- _Records for this task_
--- --- ---

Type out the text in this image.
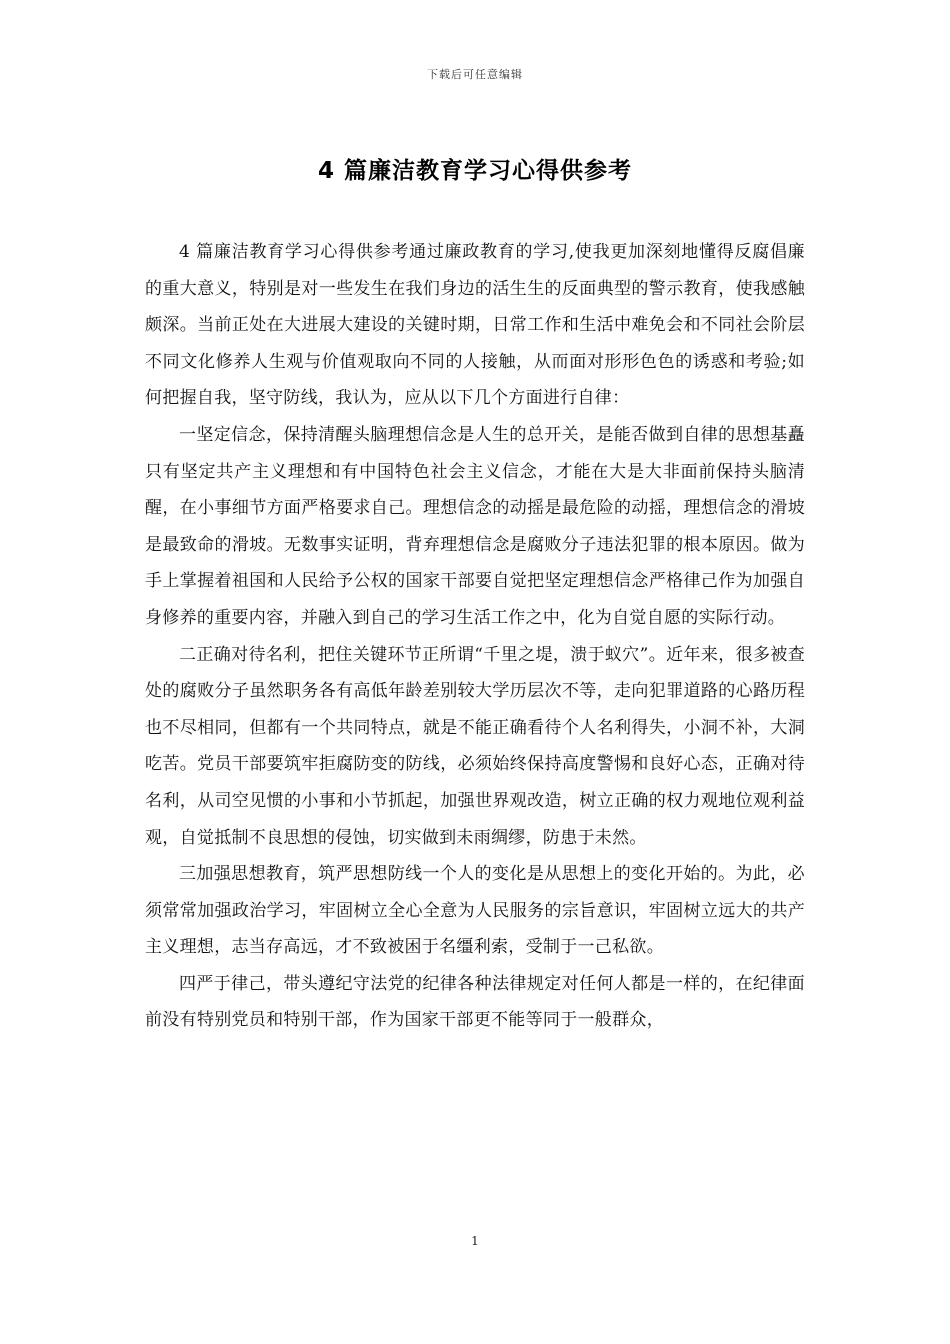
下载后可任意编辑
4 篇廉洁教育学习心得供参考

4 篇廉洁教育学习心得供参考通过廉政教育的学习,使我更加深刻地懂得反腐倡廉的重大意义，特别是对一些发生在我们身边的活生生的反面典型的警示教育，使我感触颇深。当前正处在大进展大建设的关键时期，日常工作和生活中难免会和不同社会阶层不同文化修养人生观与价值观取向不同的人接触，从而面对形形色色的诱惑和考验;如何把握自我，坚守防线，我认为，应从以下几个方面进行自律：

一坚定信念，保持清醒头脑理想信念是人生的总开关，是能否做到自律的思想基矗只有坚定共产主义理想和有中国特色社会主义信念，才能在大是大非面前保持头脑清醒，在小事细节方面严格要求自己。理想信念的动摇是最危险的动摇，理想信念的滑坡是最致命的滑坡。无数事实证明，背弃理想信念是腐败分子违法犯罪的根本原因。做为手上掌握着祖国和人民给予公权的国家干部要自觉把坚定理想信念严格律己作为加强自身修养的重要内容，并融入到自己的学习生活工作之中，化为自觉自愿的实际行动。

二正确对待名利，把住关键环节正所谓“千里之堤，溃于蚁穴”。近年来，很多被查处的腐败分子虽然职务各有高低年龄差别较大学历层次不等，走向犯罪道路的心路历程也不尽相同，但都有一个共同特点，就是不能正确看待个人名利得失，小洞不补，大洞吃苦。党员干部要筑牢拒腐防变的防线，必须始终保持高度警惕和良好心态，正确对待名利，从司空见惯的小事和小节抓起，加强世界观改造，树立正确的权力观地位观利益观，自觉抵制不良思想的侵蚀，切实做到未雨绸缪，防患于未然。

三加强思想教育，筑严思想防线一个人的变化是从思想上的变化开始的。为此，必须常常加强政治学习，牢固树立全心全意为人民服务的宗旨意识，牢固树立远大的共产主义理想，志当存高远，才不致被困于名缰利索，受制于一己私欲。

四严于律己，带头遵纪守法党的纪律各种法律规定对任何人都是一样的，在纪律面前没有特别党员和特别干部，作为国家干部更不能等同于一般群众，

1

--- --- ---

- _Short task_
Copy the listing exactly. Any image in it stays out of the copy.

- _Exercise answer_
Type out the text in this image.
下载后可任意编辑
4 篇廉洁教育学习心得供参考

4 篇廉洁教育学习心得供参考通过廉政教育的学习,使我更加深刻地懂得反腐倡廉的重大意义，特别是对一些发生在我们身边的活生生的反面典型的警示教育，使我感触颇深。当前正处在大进展大建设的关键时期，日常工作和生活中难免会和不同社会阶层不同文化修养人生观与价值观取向不同的人接触，从而面对形形色色的诱惑和考验;如何把握自我，坚守防线，我认为，应从以下几个方面进行自律：

一坚定信念，保持清醒头脑理想信念是人生的总开关，是能否做到自律的思想基矗只有坚定共产主义理想和有中国特色社会主义信念，才能在大是大非面前保持头脑清醒，在小事细节方面严格要求自己。理想信念的动摇是最危险的动摇，理想信念的滑坡是最致命的滑坡。无数事实证明，背弃理想信念是腐败分子违法犯罪的根本原因。做为手上掌握着祖国和人民给予公权的国家干部要自觉把坚定理想信念严格律己作为加强自身修养的重要内容，并融入到自己的学习生活工作之中，化为自觉自愿的实际行动。

二正确对待名利，把住关键环节正所谓“千里之堤，溃于蚁穴”。近年来，很多被查处的腐败分子虽然职务各有高低年龄差别较大学历层次不等，走向犯罪道路的心路历程也不尽相同，但都有一个共同特点，就是不能正确看待个人名利得失，小洞不补，大洞吃苦。党员干部要筑牢拒腐防变的防线，必须始终保持高度警惕和良好心态，正确对待名利，从司空见惯的小事和小节抓起，加强世界观改造，树立正确的权力观地位观利益观，自觉抵制不良思想的侵蚀，切实做到未雨绸缪，防患于未然。

三加强思想教育，筑严思想防线一个人的变化是从思想上的变化开始的。为此，必须常常加强政治学习，牢固树立全心全意为人民服务的宗旨意识，牢固树立远大的共产主义理想，志当存高远，才不致被困于名缰利索，受制于一己私欲。

四严于律己，带头遵纪守法党的纪律各种法律规定对任何人都是一样的，在纪律面前没有特别党员和特别干部，作为国家干部更不能等同于一般群众，

1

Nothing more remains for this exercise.